アンタレスSは、1996年に4歳(現3歳)以上のハンデキャップ戦の重賞競争として、現在と同じ「アンタレスステークス」というレース名で創設されました。創設当初は、阪神競馬場のダート1800mで行われていましたが、翌年の1997年に、G3に格付けされたのと同時に、京都競馬場のダート1800mに変更され、さらに出走条件も5歳(現4歳)以上に変更されました。2003年には、別定戦に変更され、2012年には阪神競馬場のダート1800mに変更されています。出走資格は、1997年に地方馬に、2005年には外国馬に開放され、外国産馬は創設当初から開放されています。

 

このアンタレスSは、中央競馬の春のダート路線の一角と見られていて、大井競馬場で6月に開催される、G1帝王賞に向けてのステップレースとして、使用される傾向にあります。実際にアンタレスSの勝ち馬で、帝王賞に出走した馬も少なくありませんが、勝ったことはなく、1999年のオースミジェットの2着が最高位でした。また、時期的にダートのレースとして使いやすい為、実績馬が出走してくることもあり、2003年の勝ち馬ゴールドアリュールは、前年のジャパンダートダービー、ダービーグランプリ、東京大賞典とG1を3勝していて、さらに2003年のフェブラリーSでも勝ち、G1で4勝の実績を上げて、アンタレスSに出走して勝っています。このゴールドアリュールは、G1以外の重賞は、アンタレスSしか出走しておらず、G1に出走する為のステップレースとして、アンタレスSが重要であることを示す成績となっています。

 

2012年のアンタレスSは、前年の同レースを勝ち、連覇がかかっているゴルトブリッツに対し、前走のG3名古屋大賞典を勝ったニホンピロアワーズや、平安Sの3着馬シルクシュナイダーの2頭が、連覇を阻止できるかが見どころで、3強の争いと思われていました。結果としてはゴルトブリッツが連覇を達成し、シルクシュナイダーも3着に入ったのですが、2番人気のニホンピロアワーズが5着となり、2着に11番人気のアイファーソングが飛び込んだ為、馬単と三連複が万馬券、三連単は10万馬券となりました。このレースで連覇を達成したゴルトブリッツは、帝王賞も勝ち、アンタレスSの勝ち馬で、同年の帝王賞を制した初めての馬となりました。これでダートに移ってからは、13戦10勝と強さを見せていますので、今後のダート路線で注目の1頭になりました。

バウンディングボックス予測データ
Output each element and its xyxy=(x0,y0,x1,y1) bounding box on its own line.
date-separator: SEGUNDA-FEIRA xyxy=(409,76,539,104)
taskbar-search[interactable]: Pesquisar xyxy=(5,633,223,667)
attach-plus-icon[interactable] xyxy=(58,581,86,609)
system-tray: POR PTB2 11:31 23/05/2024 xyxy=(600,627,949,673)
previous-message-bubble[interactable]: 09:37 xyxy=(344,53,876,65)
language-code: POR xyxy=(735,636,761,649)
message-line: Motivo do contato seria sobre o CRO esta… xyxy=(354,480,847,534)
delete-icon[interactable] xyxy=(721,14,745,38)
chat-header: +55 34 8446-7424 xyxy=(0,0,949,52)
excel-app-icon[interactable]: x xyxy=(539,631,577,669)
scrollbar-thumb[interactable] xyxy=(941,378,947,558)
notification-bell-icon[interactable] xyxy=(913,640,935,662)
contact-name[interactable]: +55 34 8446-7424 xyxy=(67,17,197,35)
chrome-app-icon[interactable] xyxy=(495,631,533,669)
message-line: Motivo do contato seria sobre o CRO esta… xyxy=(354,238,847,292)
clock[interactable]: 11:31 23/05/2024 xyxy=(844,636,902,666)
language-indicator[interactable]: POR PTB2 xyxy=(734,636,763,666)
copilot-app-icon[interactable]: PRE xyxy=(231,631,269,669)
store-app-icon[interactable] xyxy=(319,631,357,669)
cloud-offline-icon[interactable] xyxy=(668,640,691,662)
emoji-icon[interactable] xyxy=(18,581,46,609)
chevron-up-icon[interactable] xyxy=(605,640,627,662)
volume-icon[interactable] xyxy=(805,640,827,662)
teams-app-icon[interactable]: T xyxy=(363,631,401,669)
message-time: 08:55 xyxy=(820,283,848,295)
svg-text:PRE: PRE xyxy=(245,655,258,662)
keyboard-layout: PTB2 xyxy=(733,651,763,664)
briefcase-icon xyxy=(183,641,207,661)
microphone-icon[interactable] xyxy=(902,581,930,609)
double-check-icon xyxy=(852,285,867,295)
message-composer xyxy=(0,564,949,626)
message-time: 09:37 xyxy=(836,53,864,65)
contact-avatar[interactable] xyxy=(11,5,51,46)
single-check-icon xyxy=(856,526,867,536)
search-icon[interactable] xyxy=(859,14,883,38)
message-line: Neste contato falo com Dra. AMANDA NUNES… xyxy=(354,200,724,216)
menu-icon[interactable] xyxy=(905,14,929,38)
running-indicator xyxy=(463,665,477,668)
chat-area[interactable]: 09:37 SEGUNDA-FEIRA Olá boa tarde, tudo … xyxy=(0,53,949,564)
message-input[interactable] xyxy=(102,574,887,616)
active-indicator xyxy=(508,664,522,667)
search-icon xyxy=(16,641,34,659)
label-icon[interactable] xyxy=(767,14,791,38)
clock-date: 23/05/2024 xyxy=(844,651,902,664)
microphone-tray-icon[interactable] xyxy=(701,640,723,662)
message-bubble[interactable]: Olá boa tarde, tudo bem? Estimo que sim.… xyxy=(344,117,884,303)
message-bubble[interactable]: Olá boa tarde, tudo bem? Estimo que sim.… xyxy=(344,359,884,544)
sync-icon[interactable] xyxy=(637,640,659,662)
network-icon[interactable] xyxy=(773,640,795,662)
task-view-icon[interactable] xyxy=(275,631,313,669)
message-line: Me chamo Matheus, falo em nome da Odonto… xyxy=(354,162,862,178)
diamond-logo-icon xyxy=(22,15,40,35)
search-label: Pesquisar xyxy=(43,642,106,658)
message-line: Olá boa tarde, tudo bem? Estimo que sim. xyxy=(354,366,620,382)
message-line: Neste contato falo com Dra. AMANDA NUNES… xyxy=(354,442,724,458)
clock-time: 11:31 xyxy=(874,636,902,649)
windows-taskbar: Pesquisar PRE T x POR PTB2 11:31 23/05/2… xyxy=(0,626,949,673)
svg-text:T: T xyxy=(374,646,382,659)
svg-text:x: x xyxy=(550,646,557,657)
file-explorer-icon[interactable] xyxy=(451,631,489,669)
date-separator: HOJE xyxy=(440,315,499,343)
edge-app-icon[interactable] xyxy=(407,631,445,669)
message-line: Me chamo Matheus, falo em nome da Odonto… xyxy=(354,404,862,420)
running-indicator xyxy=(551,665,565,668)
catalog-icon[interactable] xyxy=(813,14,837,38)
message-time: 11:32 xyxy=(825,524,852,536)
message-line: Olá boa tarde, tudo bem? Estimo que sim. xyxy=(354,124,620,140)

> [指示 1]
アンタレスSの解説文によると、2012年のアンタレスSで2着に入ったのはどの馬ですか。
> [指示 2]
アンタレスSの解説文のうち、「このアンタレスSは、中央競馬」から「線で注目の1頭になりました。」までの部分をそのまま抜き出して返してください。
> [指示 3]
次の(a)〜(c)がアンタレスSの解説文と合っているかを「はい」か「いいえ」で答え、それぞれ決め手となる解説文の語句をそのまま引用してください。(a) 創設当初は京都競馬場のダート1800mで行われていた。(b) 外国産馬は創設当初から出走できた。(c) 2012年のアンタレスSで、2番人気のニホンピロアワーズは3着だった。

> [最終回答 1]
11番人気のアイファーソングです。

> [最終回答 2]
このアンタレスSは、中央競馬の春のダート路線の一角と見られていて、大井競馬場で6月に開催される、G1帝王賞に向けてのステップレースとして、使用される傾向にあります。実際にアンタレスSの勝ち馬で、帝王賞に出走した馬も少なくありませんが、勝ったことはなく、1999年のオースミジェットの2着が最高位でした。また、時期的にダートのレースとして使いやすい為、実績馬が出走してくることもあり、2003年の勝ち馬ゴールドアリュールは、前年のジャパンダートダービー、ダービーグランプリ、東京大賞典とG1を3勝していて、さらに2003年のフェブラリーSでも勝ち、G1で4勝の実績を上げて、アンタレスSに出走して勝っています。このゴールドアリュールは、G1以外の重賞は、アンタレスSしか出走しておらず、G1に出走する為のステップレースとして、アンタレスSが重要であることを示す成績となっています。

 

2012年のアンタレスSは、前年の同レースを勝ち、連覇がかかっているゴルトブリッツに対し、前走のG3名古屋大賞典を勝ったニホンピロアワーズや、平安Sの3着馬シルクシュナイダーの2頭が、連覇を阻止できるかが見どころで、3強の争いと思われていました。結果としてはゴルトブリッツが連覇を達成し、シルクシュナイダーも3着に入ったのですが、2番人気のニホンピロアワーズが5着となり、2着に11番人気のアイファーソングが飛び込んだ為、馬単と三連複が万馬券、三連単は10万馬券となりました。このレースで連覇を達成したゴルトブリッツは、帝王賞も勝ち、アンタレスSの勝ち馬で、同年の帝王賞を制した初めての馬となりました。これでダートに移ってからは、13戦10勝と強さを見せていますので、今後のダート路線で注目の1頭になりました。

> [最終回答 3]
(a) いいえ。「創設当初は、阪神競馬場のダート1800mで行われていました」
(b) はい。「外国産馬は創設当初から開放されています」
(c) いいえ。「2番人気のニホンピロアワーズが5着となり」